Your task is to output all the records below, word for word.

>> START Rows

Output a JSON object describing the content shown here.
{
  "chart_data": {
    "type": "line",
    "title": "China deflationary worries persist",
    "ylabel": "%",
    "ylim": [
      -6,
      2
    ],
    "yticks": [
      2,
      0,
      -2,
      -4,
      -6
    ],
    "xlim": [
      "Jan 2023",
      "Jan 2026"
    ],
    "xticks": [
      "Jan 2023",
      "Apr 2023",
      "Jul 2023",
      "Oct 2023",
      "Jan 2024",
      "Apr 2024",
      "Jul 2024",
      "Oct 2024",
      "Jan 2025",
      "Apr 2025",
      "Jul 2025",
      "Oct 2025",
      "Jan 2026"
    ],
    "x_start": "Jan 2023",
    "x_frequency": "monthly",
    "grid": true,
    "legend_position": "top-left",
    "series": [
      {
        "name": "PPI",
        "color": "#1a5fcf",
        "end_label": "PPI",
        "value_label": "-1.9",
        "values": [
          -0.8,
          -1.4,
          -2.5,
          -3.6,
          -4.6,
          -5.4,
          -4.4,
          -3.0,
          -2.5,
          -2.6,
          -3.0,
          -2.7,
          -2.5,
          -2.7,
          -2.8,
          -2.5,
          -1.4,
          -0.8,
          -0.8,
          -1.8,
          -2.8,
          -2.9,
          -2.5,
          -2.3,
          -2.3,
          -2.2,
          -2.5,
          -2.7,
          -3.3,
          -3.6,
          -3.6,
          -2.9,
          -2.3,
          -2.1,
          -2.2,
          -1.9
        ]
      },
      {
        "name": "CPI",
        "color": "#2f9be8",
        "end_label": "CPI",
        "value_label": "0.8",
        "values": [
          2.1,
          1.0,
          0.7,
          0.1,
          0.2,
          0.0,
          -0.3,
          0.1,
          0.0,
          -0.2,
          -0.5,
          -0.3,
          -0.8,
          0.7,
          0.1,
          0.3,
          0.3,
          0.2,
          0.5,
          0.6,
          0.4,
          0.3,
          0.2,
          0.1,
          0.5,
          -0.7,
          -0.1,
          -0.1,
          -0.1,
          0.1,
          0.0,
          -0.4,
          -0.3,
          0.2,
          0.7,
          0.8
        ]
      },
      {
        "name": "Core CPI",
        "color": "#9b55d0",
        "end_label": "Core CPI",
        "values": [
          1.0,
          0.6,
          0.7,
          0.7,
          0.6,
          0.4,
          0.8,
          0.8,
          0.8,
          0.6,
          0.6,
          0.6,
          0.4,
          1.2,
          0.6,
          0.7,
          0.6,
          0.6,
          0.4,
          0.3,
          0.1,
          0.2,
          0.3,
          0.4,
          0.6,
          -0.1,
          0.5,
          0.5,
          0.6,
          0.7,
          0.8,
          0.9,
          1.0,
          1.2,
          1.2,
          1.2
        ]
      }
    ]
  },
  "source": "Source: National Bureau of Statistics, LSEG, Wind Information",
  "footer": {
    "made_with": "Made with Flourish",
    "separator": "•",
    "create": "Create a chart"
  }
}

>> END Rows

> **Answer in full**
Output a JSON object describing the content shown here.
{
  "chart_data": {
    "type": "line",
    "title": "China deflationary worries persist",
    "ylabel": "%",
    "ylim": [
      -6,
      2
    ],
    "yticks": [
      2,
      0,
      -2,
      -4,
      -6
    ],
    "xlim": [
      "Jan 2023",
      "Jan 2026"
    ],
    "xticks": [
      "Jan 2023",
      "Apr 2023",
      "Jul 2023",
      "Oct 2023",
      "Jan 2024",
      "Apr 2024",
      "Jul 2024",
      "Oct 2024",
      "Jan 2025",
      "Apr 2025",
      "Jul 2025",
      "Oct 2025",
      "Jan 2026"
    ],
    "x_start": "Jan 2023",
    "x_frequency": "monthly",
    "grid": true,
    "legend_position": "top-left",
    "series": [
      {
        "name": "PPI",
        "color": "#1a5fcf",
        "end_label": "PPI",
        "value_label": "-1.9",
        "values": [
          -0.8,
          -1.4,
          -2.5,
          -3.6,
          -4.6,
          -5.4,
          -4.4,
          -3.0,
          -2.5,
          -2.6,
          -3.0,
          -2.7,
          -2.5,
          -2.7,
          -2.8,
          -2.5,
          -1.4,
          -0.8,
          -0.8,
          -1.8,
          -2.8,
          -2.9,
          -2.5,
          -2.3,
          -2.3,
          -2.2,
          -2.5,
          -2.7,
          -3.3,
          -3.6,
          -3.6,
          -2.9,
          -2.3,
          -2.1,
          -2.2,
          -1.9
        ]
      },
      {
        "name": "CPI",
        "color": "#2f9be8",
        "end_label": "CPI",
        "value_label": "0.8",
        "values": [
          2.1,
          1.0,
          0.7,
          0.1,
          0.2,
          0.0,
          -0.3,
          0.1,
          0.0,
          -0.2,
          -0.5,
          -0.3,
          -0.8,
          0.7,
          0.1,
          0.3,
          0.3,
          0.2,
          0.5,
          0.6,
          0.4,
          0.3,
          0.2,
          0.1,
          0.5,
          -0.7,
          -0.1,
          -0.1,
          -0.1,
          0.1,
          0.0,
          -0.4,
          -0.3,
          0.2,
          0.7,
          0.8
        ]
      },
      {
        "name": "Core CPI",
        "color": "#9b55d0",
        "end_label": "Core CPI",
        "values": [
          1.0,
          0.6,
          0.7,
          0.7,
          0.6,
          0.4,
          0.8,
          0.8,
          0.8,
          0.6,
          0.6,
          0.6,
          0.4,
          1.2,
          0.6,
          0.7,
          0.6,
          0.6,
          0.4,
          0.3,
          0.1,
          0.2,
          0.3,
          0.4,
          0.6,
          -0.1,
          0.5,
          0.5,
          0.6,
          0.7,
          0.8,
          0.9,
          1.0,
          1.2,
          1.2,
          1.2
        ]
      }
    ]
  },
  "source": "Source: National Bureau of Statistics, LSEG, Wind Information",
  "footer": {
    "made_with": "Made with Flourish",
    "separator": "•",
    "create": "Create a chart"
  }
}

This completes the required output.